The Hu – Rumble Of Thunder


Si l’on parle beaucoup ces derniers temps des tensions autour de Taïwan, ce n’est pas le seul territoire dont la souveraineté est mise à mal par l’Empire du Milieu, où le simple fait de prononcer le nom de Genghis Khan peut être perçu comme un affront. La Mongolie, malgré son exode rural massif et ses paysages meurtris par l’activité minière internationale, trouve encore en ses steppes de fervents défenseurs de sa culture et de son histoire. Une défense qui prend avec The Hu une tournure pour le moins inattendue et captivante, avec un metal folk qui a conquis le cœur d’un public toujours plus grand et hétéroclite, qui plus est à une vitesse fulgurante. L’un des enjeux de ce second album est ainsi de convaincre les éventuels derniers sceptiques que, au-delà du buzz, The Hu est avant tout un véritable groupe, avec un projet, des idées, et les ambitions qui vont avec.

Le communiqué officiel a beau évoquer un groupe de « rock », détrompez-vous : on trouve dans les émanations de The Hu bien davantage que ce que ce terme à la fois large et réducteur pourrait laisser penser. Cette formation lie adroitement des inspirations tribales et nomades avec une culture metal plus large. À l’heure où ces lignes sont écrites, The Hu tourne avec les géants de Megadeth. On pourrait voir là une consécration ultime, mais ce serait oublier leurs propres tournées – dans des salles toujours plus grandes – ou encore la décoration de haut rang décernée par le président mongol, ainsi que l’admiration exprimée à leur égard par un certain… Elton John.

▶ _DONNÉES FOURNIES_

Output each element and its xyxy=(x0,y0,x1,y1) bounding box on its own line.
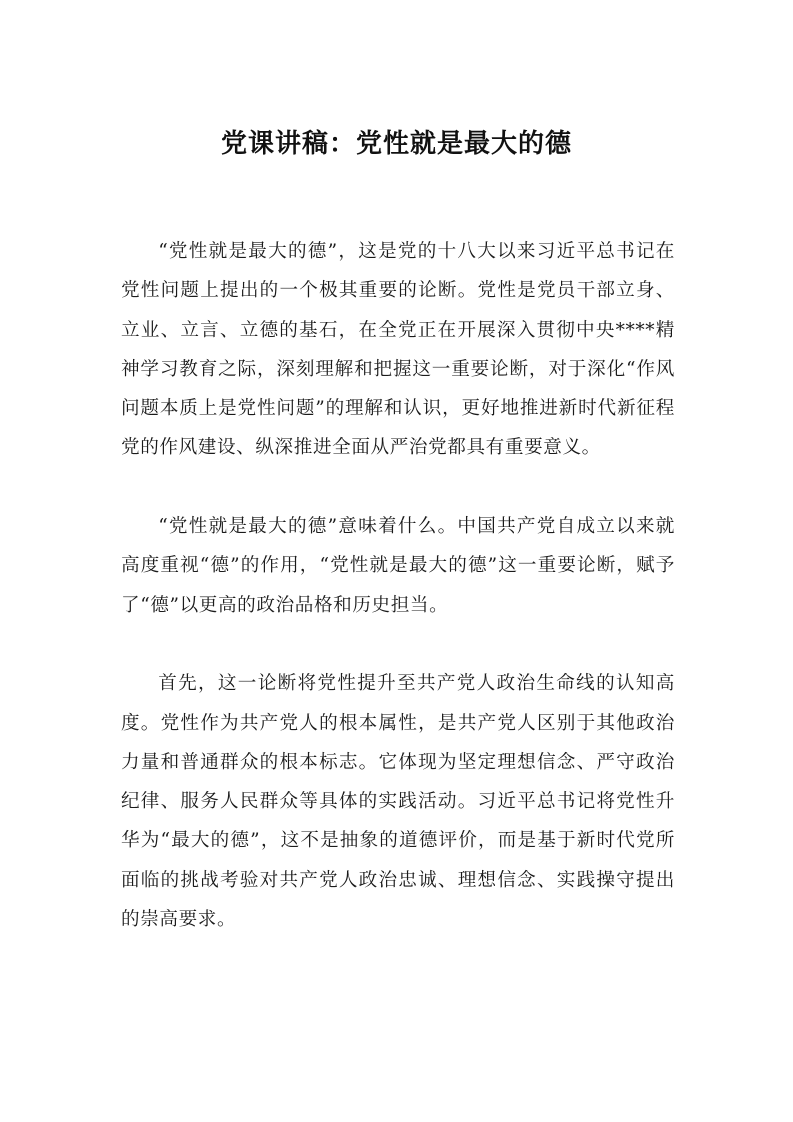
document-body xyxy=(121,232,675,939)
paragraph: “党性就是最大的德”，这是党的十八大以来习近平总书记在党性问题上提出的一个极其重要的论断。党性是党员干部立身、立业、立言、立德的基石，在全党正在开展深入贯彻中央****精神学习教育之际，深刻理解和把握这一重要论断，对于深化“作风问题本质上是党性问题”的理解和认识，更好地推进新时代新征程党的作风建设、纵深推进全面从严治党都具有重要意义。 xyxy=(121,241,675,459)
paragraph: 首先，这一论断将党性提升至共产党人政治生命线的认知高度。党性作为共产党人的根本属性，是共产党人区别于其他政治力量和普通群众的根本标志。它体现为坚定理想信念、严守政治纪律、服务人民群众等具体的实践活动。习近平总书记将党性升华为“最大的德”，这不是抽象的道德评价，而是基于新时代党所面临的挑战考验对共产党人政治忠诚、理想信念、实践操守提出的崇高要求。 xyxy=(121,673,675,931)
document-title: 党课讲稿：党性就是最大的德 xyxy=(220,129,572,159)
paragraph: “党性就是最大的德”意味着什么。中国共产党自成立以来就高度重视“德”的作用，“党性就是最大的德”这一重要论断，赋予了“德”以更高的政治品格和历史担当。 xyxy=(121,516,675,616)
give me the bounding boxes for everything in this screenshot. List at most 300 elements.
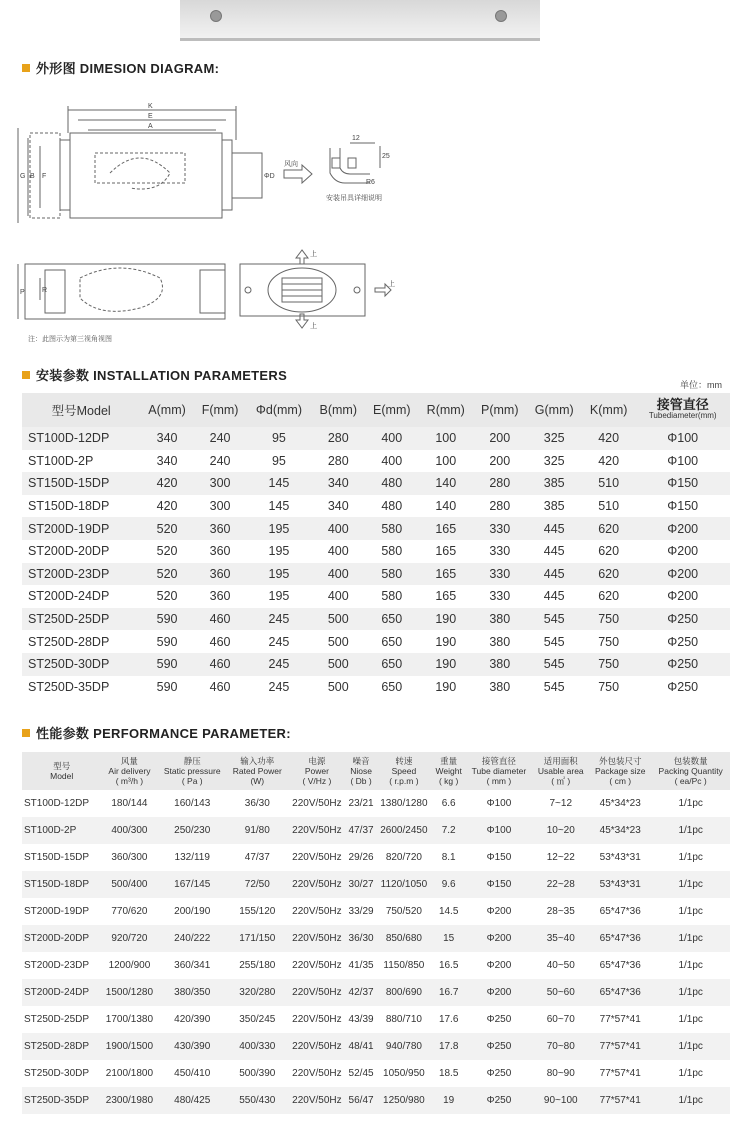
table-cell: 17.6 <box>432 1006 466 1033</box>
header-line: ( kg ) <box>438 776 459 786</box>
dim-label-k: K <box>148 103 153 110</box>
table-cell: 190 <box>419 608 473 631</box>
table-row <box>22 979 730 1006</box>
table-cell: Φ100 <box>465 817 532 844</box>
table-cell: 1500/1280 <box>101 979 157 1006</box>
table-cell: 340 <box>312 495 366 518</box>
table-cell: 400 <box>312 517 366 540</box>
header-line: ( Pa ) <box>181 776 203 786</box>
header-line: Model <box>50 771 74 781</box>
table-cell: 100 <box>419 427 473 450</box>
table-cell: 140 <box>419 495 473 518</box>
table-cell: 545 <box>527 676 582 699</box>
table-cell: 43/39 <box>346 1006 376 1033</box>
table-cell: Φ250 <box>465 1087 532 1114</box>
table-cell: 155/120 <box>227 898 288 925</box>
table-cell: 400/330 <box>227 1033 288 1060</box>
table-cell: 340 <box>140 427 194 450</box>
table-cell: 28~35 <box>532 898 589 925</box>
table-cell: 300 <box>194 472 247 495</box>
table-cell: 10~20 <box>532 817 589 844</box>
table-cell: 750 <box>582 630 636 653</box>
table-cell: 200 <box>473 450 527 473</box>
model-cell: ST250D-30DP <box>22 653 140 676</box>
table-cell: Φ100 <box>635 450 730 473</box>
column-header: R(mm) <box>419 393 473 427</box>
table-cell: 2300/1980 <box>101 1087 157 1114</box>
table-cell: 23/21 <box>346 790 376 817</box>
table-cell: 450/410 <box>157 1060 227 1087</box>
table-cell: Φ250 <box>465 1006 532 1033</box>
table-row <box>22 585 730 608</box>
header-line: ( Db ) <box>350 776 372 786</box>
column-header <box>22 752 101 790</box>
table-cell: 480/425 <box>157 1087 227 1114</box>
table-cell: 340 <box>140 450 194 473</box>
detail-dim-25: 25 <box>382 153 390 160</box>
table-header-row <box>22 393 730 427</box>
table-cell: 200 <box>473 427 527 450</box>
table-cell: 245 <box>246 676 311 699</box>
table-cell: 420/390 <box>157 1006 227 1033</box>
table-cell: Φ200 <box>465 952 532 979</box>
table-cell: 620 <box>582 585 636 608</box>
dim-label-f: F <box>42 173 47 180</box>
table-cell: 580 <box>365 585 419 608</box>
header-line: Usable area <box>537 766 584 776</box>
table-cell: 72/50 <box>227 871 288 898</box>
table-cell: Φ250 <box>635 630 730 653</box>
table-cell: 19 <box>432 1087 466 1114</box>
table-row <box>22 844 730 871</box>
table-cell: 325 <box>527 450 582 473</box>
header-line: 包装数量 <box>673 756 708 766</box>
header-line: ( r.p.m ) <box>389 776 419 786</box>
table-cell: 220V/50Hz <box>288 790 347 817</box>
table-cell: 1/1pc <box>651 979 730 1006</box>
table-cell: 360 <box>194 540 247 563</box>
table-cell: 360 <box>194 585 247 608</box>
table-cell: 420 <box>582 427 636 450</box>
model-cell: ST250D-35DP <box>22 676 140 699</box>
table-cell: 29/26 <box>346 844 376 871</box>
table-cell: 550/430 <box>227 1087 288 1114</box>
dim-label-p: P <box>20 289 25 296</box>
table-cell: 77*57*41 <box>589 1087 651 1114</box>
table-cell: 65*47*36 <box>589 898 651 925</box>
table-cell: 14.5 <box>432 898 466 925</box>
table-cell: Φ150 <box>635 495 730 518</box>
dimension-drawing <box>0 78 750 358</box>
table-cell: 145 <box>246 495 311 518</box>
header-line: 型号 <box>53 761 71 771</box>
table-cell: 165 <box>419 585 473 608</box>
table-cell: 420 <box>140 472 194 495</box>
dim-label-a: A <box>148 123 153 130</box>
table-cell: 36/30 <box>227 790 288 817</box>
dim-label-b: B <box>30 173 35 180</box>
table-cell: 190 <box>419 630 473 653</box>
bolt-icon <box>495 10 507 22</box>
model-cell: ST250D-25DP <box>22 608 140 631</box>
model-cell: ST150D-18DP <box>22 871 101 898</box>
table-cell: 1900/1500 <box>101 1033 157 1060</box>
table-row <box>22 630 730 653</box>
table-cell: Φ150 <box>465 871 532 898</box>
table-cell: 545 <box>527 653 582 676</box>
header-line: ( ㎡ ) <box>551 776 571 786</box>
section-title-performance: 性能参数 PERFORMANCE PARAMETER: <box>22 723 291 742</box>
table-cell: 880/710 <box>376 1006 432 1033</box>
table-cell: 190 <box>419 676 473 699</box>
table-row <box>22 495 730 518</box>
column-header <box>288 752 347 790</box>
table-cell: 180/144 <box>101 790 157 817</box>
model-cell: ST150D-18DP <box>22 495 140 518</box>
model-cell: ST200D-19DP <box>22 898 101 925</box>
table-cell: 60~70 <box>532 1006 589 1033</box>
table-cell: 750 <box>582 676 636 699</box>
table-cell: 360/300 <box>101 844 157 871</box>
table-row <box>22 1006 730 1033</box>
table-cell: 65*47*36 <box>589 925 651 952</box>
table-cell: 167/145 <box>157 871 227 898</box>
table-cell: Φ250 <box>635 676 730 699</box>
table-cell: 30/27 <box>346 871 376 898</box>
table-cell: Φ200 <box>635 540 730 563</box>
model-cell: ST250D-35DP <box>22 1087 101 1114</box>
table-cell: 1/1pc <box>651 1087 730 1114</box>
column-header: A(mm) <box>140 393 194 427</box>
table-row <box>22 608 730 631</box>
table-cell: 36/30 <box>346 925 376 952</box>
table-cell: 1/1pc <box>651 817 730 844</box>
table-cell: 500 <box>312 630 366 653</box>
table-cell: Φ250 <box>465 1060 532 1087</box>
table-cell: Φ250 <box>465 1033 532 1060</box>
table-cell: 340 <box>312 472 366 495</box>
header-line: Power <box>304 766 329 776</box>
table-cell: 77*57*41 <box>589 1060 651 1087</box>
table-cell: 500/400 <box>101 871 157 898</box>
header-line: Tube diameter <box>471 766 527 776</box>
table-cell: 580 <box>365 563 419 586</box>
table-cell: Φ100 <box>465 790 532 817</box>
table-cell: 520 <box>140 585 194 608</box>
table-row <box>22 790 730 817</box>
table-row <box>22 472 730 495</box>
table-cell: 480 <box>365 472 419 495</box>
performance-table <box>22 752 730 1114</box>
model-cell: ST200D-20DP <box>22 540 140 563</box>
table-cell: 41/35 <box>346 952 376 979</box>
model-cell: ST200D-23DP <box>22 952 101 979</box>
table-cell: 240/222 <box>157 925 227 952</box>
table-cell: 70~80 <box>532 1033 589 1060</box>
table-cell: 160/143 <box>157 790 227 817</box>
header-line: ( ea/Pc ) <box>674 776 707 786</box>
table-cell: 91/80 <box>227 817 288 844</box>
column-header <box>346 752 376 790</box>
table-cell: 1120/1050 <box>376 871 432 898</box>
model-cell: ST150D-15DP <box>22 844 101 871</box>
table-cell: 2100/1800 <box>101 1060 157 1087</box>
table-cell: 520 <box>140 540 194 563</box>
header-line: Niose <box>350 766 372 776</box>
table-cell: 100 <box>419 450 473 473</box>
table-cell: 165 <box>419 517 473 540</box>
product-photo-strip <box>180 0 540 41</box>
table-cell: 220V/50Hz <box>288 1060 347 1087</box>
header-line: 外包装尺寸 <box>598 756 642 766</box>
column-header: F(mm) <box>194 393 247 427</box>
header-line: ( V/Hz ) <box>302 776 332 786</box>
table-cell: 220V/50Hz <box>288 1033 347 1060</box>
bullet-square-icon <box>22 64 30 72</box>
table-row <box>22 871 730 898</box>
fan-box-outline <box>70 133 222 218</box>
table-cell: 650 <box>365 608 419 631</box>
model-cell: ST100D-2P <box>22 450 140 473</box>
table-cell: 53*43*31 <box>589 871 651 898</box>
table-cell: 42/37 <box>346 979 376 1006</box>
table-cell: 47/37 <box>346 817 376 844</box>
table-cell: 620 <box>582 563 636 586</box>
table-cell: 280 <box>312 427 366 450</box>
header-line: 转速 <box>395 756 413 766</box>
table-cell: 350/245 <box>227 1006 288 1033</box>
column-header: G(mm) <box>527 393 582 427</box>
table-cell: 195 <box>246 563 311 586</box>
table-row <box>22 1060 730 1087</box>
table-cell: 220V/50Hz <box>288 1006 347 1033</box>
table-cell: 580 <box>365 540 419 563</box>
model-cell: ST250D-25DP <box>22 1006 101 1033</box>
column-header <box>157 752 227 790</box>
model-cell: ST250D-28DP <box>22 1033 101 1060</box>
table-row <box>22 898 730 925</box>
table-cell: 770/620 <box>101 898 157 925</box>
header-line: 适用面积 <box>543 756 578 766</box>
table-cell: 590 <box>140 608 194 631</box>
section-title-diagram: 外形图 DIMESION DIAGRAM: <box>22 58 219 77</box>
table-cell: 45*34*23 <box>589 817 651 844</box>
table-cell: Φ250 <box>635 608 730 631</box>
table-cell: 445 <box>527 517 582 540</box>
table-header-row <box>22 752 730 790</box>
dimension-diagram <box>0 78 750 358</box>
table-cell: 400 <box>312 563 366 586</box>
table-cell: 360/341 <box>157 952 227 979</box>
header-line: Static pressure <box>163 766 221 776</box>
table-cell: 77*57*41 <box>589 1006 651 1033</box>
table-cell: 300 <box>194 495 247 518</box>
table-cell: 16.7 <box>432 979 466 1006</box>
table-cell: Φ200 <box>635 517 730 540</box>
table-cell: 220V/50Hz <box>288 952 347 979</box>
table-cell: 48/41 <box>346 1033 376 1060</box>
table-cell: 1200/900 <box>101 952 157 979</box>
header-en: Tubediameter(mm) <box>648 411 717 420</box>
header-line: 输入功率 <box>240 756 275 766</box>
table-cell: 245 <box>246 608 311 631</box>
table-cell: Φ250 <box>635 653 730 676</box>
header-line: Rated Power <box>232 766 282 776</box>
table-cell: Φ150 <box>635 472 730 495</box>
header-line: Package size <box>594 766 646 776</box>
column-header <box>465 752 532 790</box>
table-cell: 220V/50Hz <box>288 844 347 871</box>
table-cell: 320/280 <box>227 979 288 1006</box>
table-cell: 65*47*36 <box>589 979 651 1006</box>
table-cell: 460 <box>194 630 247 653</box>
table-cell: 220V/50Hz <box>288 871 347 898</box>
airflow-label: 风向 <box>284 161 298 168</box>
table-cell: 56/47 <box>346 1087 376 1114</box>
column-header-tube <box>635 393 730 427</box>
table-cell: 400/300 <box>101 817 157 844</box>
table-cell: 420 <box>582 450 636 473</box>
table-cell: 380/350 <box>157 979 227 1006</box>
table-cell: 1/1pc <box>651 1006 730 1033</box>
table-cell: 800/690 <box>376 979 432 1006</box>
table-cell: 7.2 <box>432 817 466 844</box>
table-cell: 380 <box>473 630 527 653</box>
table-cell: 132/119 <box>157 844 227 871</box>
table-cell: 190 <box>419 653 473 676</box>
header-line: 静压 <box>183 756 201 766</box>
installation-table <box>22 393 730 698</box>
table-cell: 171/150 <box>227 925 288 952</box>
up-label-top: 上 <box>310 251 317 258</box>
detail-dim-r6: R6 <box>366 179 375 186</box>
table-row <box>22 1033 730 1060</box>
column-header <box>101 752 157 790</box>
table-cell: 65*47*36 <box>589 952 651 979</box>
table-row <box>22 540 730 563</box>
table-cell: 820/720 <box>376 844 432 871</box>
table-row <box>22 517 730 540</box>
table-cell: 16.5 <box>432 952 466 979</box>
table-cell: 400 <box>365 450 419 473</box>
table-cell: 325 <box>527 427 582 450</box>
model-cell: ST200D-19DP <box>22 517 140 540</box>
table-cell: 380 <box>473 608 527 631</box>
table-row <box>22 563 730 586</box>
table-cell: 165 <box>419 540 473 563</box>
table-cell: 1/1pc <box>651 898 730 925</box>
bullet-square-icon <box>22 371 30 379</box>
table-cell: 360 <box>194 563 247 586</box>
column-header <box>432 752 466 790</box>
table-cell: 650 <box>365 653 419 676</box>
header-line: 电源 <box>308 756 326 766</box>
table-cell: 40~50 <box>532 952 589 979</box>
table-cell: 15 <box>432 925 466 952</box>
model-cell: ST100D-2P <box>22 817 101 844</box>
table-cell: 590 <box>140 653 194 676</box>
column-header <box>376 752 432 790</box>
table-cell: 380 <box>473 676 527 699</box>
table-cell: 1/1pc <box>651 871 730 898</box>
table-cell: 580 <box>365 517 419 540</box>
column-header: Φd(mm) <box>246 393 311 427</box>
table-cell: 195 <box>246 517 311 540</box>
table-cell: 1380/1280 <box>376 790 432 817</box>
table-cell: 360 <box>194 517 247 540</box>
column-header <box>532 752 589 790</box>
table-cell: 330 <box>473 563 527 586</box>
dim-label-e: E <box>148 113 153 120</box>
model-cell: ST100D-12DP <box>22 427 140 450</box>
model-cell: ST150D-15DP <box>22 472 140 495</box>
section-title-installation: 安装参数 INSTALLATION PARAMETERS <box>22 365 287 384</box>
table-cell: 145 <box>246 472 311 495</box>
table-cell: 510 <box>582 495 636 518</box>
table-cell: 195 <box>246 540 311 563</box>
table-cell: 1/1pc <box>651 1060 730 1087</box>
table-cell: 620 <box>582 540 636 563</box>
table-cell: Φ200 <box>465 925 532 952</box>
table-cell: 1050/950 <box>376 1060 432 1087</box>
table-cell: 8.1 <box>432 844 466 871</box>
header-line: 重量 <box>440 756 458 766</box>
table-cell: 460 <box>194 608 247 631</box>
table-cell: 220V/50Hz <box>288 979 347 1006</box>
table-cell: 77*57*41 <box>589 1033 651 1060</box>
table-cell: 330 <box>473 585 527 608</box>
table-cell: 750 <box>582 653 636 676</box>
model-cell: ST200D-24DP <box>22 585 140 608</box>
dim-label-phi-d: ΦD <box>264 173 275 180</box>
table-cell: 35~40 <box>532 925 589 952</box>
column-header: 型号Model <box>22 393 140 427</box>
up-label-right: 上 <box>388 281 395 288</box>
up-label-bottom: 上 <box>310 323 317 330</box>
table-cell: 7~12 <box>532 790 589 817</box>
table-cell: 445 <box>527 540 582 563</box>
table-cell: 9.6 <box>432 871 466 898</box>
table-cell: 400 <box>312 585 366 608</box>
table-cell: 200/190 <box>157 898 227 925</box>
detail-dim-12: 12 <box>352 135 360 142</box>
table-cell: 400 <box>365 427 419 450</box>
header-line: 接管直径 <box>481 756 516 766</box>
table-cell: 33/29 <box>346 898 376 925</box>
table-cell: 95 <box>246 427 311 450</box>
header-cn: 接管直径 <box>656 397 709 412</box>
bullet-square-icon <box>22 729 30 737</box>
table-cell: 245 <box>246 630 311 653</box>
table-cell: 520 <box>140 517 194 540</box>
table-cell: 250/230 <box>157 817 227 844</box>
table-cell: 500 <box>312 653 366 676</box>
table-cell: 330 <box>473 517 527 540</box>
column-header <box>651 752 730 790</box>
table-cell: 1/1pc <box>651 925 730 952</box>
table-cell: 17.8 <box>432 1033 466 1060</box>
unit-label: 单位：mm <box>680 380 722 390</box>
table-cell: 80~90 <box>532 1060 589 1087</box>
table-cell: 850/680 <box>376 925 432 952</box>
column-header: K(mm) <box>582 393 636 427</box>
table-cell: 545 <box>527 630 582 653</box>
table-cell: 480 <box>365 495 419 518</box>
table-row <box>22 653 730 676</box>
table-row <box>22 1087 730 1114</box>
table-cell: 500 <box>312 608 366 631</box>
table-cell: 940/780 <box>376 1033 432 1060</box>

▶ _CONSIGNE_
Remplacez « steppes » par « plaines » dans le passage du texte sur The Hu allant de « Si l’on parle » jusqu'à « qui vont avec. » inclus, puis réécrivez ce passage.

▶ _CORRIGÉ_
Si l’on parle beaucoup ces derniers temps des tensions autour de Taïwan, ce n’est pas le seul territoire dont la souveraineté est mise à mal par l’Empire du Milieu, où le simple fait de prononcer le nom de Genghis Khan peut être perçu comme un affront. La Mongolie, malgré son exode rural massif et ses paysages meurtris par l’activité minière internationale, trouve encore en ses plaines de fervents défenseurs de sa culture et de son histoire. Une défense qui prend avec The Hu une tournure pour le moins inattendue et captivante, avec un metal folk qui a conquis le cœur d’un public toujours plus grand et hétéroclite, qui plus est à une vitesse fulgurante. L’un des enjeux de ce second album est ainsi de convaincre les éventuels derniers sceptiques que, au-delà du buzz, The Hu est avant tout un véritable groupe, avec un projet, des idées, et les ambitions qui vont avec.